§ EXERCISE: Reproduce the listing lines word for word, starting at the line containing "Identify 41 of" and ending at the line containing "378, 263, 389]", both included. Leave the pictures out.

§ DATA EXCERPTS:
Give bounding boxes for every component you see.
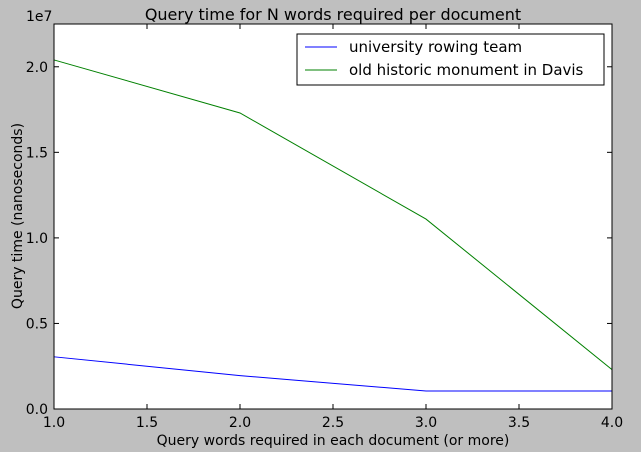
==
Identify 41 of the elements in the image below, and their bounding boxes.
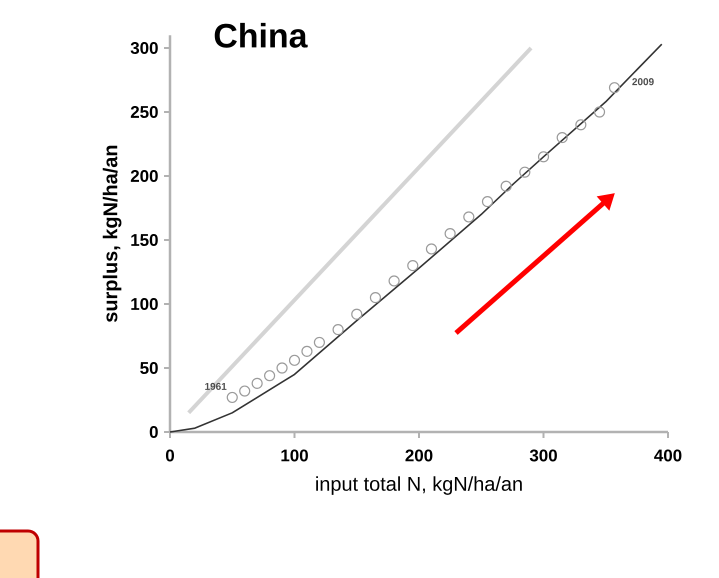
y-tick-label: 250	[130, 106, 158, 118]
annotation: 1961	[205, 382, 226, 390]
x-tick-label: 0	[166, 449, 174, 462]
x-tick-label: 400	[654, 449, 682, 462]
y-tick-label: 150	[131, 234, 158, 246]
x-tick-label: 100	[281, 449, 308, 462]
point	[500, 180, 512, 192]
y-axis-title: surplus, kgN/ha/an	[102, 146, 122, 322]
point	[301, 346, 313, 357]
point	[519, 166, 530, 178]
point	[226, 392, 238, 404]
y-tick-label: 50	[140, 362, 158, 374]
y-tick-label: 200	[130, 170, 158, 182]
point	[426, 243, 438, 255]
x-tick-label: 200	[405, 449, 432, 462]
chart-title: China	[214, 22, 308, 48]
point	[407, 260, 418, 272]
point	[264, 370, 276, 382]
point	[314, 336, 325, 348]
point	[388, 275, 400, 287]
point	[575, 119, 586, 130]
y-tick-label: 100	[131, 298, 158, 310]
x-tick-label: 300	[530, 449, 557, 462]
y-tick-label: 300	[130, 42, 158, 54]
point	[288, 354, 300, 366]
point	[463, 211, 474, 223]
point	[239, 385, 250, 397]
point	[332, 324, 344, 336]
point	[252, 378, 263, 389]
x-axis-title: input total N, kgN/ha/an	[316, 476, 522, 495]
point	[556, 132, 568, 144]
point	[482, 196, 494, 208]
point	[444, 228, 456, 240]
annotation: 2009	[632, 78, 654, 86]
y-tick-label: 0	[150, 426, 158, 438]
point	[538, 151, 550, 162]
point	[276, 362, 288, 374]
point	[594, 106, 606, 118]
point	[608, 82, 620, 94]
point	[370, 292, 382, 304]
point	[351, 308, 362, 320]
...
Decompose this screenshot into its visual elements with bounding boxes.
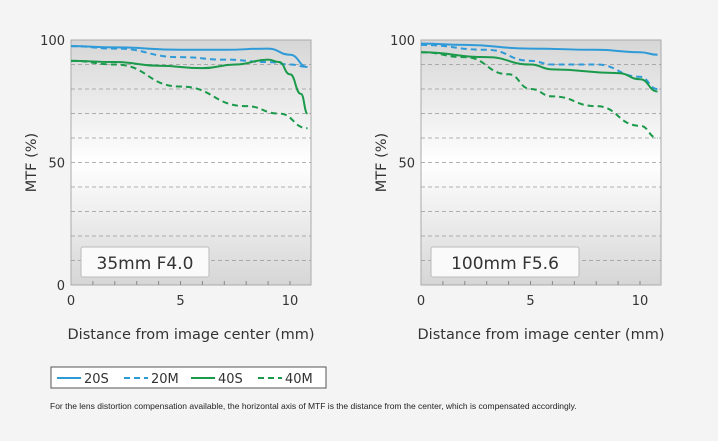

§ ANSWER TO THE PROBLEM:
Identify 41 of the elements in the image below, and their bounding boxes.
y-tick-label: 250	[130, 106, 158, 118]
annotation: 1961	[205, 382, 226, 390]
x-tick-label: 0	[166, 449, 174, 462]
x-tick-label: 400	[654, 449, 682, 462]
y-tick-label: 150	[131, 234, 158, 246]
x-tick-label: 100	[281, 449, 308, 462]
point	[500, 180, 512, 192]
y-axis-title: surplus, kgN/ha/an	[102, 146, 122, 322]
point	[301, 346, 313, 357]
point	[519, 166, 530, 178]
point	[226, 392, 238, 404]
y-tick-label: 50	[140, 362, 158, 374]
y-tick-label: 200	[130, 170, 158, 182]
point	[426, 243, 438, 255]
x-tick-label: 200	[405, 449, 432, 462]
chart-title: China	[214, 22, 308, 48]
point	[407, 260, 418, 272]
point	[264, 370, 276, 382]
point	[314, 336, 325, 348]
point	[388, 275, 400, 287]
point	[575, 119, 586, 130]
y-tick-label: 100	[131, 298, 158, 310]
x-tick-label: 300	[530, 449, 557, 462]
y-tick-label: 300	[130, 42, 158, 54]
point	[288, 354, 300, 366]
point	[463, 211, 474, 223]
point	[239, 385, 250, 397]
point	[332, 324, 344, 336]
point	[252, 378, 263, 389]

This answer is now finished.